** Begin INFORMATION GIVEN **
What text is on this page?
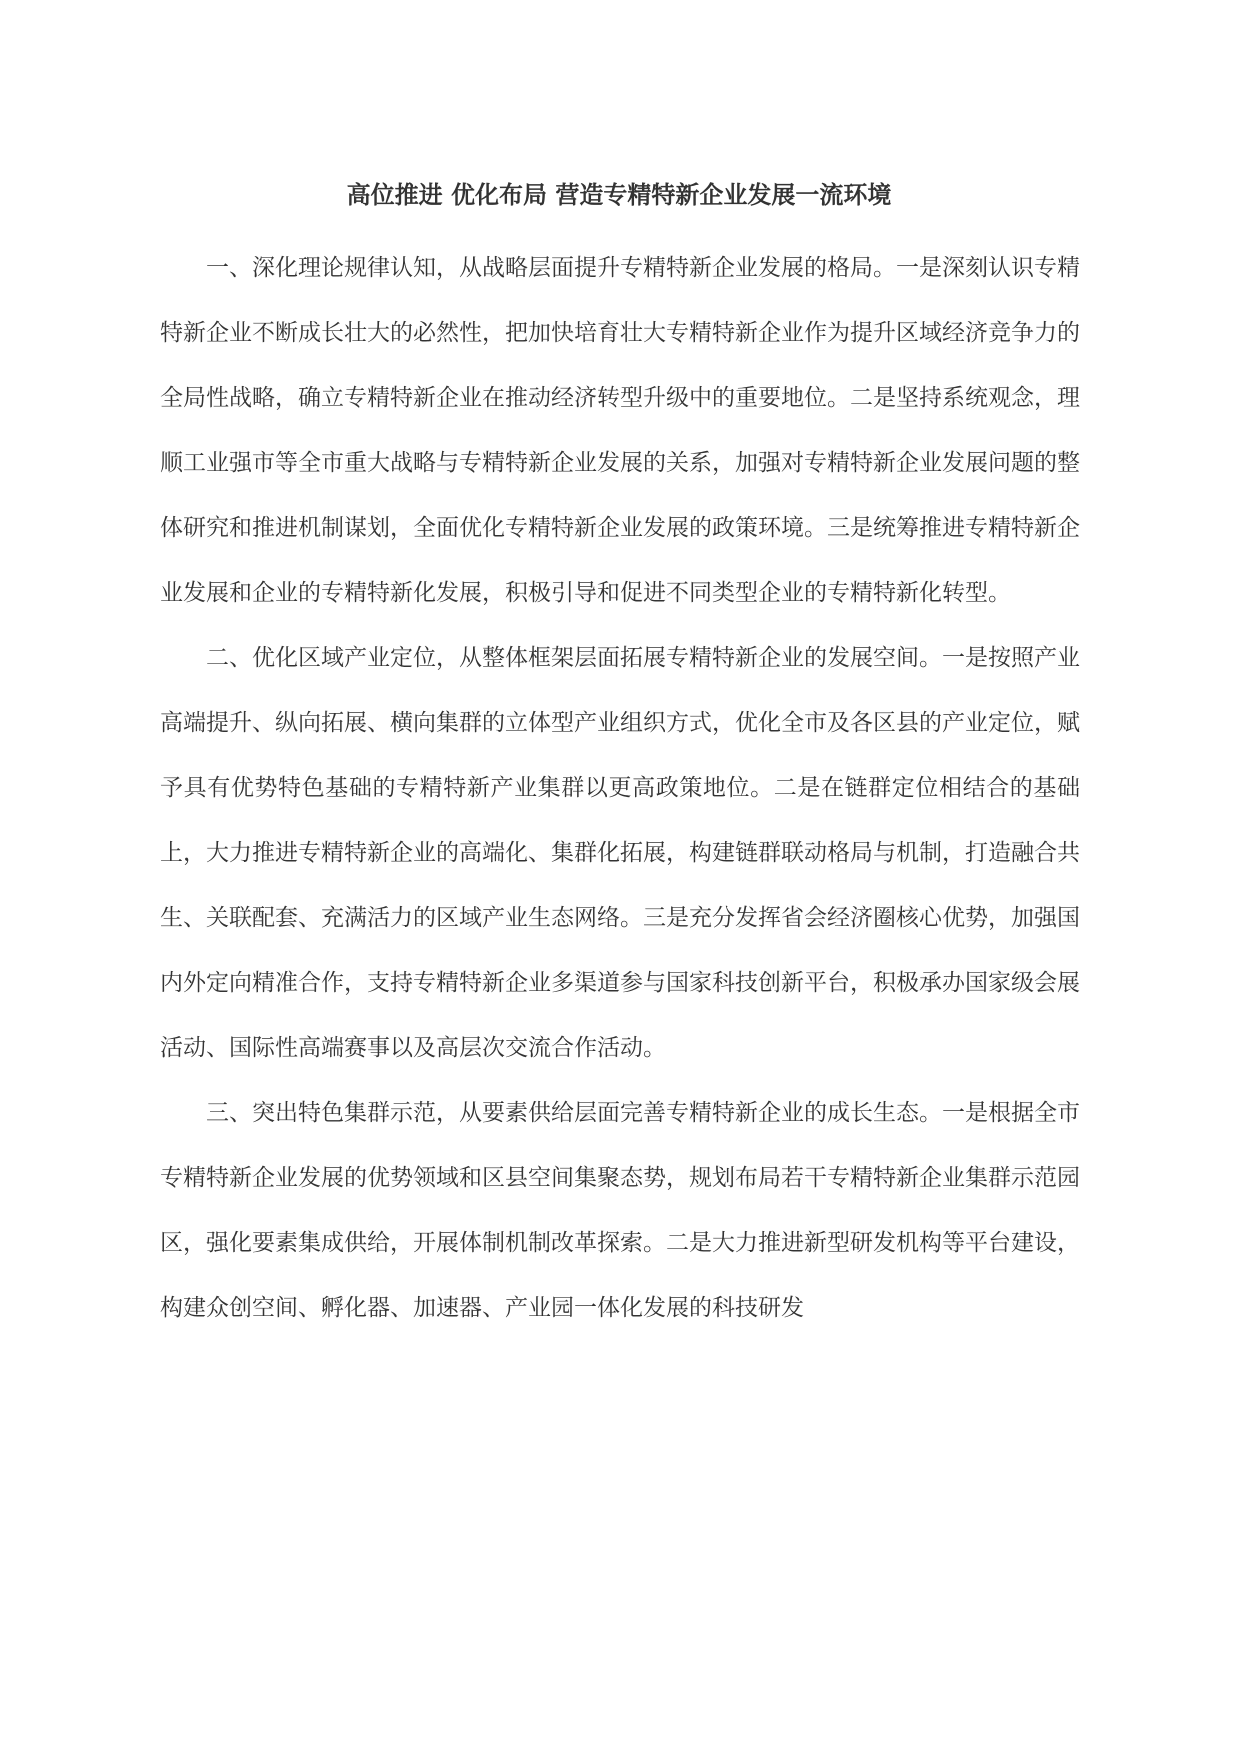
高位推进 优化布局 营造专精特新企业发展一流环境

一、深化理论规律认知，从战略层面提升专精特新企业发展的格局。一是深刻认识专精特新企业不断成长壮大的必然性，把加快培育壮大专精特新企业作为提升区域经济竞争力的全局性战略，确立专精特新企业在推动经济转型升级中的重要地位。二是坚持系统观念，理顺工业强市等全市重大战略与专精特新企业发展的关系，加强对专精特新企业发展问题的整体研究和推进机制谋划，全面优化专精特新企业发展的政策环境。三是统筹推进专精特新企业发展和企业的专精特新化发展，积极引导和促进不同类型企业的专精特新化转型。

二、优化区域产业定位，从整体框架层面拓展专精特新企业的发展空间。一是按照产业高端提升、纵向拓展、横向集群的立体型产业组织方式，优化全市及各区县的产业定位，赋予具有优势特色基础的专精特新产业集群以更高政策地位。二是在链群定位相结合的基础上，大力推进专精特新企业的高端化、集群化拓展，构建链群联动格局与机制，打造融合共生、关联配套、充满活力的区域产业生态网络。三是充分发挥省会经济圈核心优势，加强国内外定向精准合作，支持专精特新企业多渠道参与国家科技创新平台，积极承办国家级会展活动、国际性高端赛事以及高层次交流合作活动。

三、突出特色集群示范，从要素供给层面完善专精特新企业的成长生态。一是根据全市专精特新企业发展的优势领域和区县空间集聚态势，规划布局若干专精特新企业集群示范园区，强化要素集成供给，开展体制机制改革探索。二是大力推进新型研发机构等平台建设，构建众创空间、孵化器、加速器、产业园一体化发展的科技研发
** End INFORMATION GIVEN **
PROBLEM STATEMENT: Pictures are not part of the copy; reproduce everything else in the records exactly.

PROBLEM SOLUTION:
What text is on this page?
高位推进 优化布局 营造专精特新企业发展一流环境

一、深化理论规律认知，从战略层面提升专精特新企业发展的格局。一是深刻认识专精特新企业不断成长壮大的必然性，把加快培育壮大专精特新企业作为提升区域经济竞争力的全局性战略，确立专精特新企业在推动经济转型升级中的重要地位。二是坚持系统观念，理顺工业强市等全市重大战略与专精特新企业发展的关系，加强对专精特新企业发展问题的整体研究和推进机制谋划，全面优化专精特新企业发展的政策环境。三是统筹推进专精特新企业发展和企业的专精特新化发展，积极引导和促进不同类型企业的专精特新化转型。

二、优化区域产业定位，从整体框架层面拓展专精特新企业的发展空间。一是按照产业高端提升、纵向拓展、横向集群的立体型产业组织方式，优化全市及各区县的产业定位，赋予具有优势特色基础的专精特新产业集群以更高政策地位。二是在链群定位相结合的基础上，大力推进专精特新企业的高端化、集群化拓展，构建链群联动格局与机制，打造融合共生、关联配套、充满活力的区域产业生态网络。三是充分发挥省会经济圈核心优势，加强国内外定向精准合作，支持专精特新企业多渠道参与国家科技创新平台，积极承办国家级会展活动、国际性高端赛事以及高层次交流合作活动。

三、突出特色集群示范，从要素供给层面完善专精特新企业的成长生态。一是根据全市专精特新企业发展的优势领域和区县空间集聚态势，规划布局若干专精特新企业集群示范园区，强化要素集成供给，开展体制机制改革探索。二是大力推进新型研发机构等平台建设，构建众创空间、孵化器、加速器、产业园一体化发展的科技研发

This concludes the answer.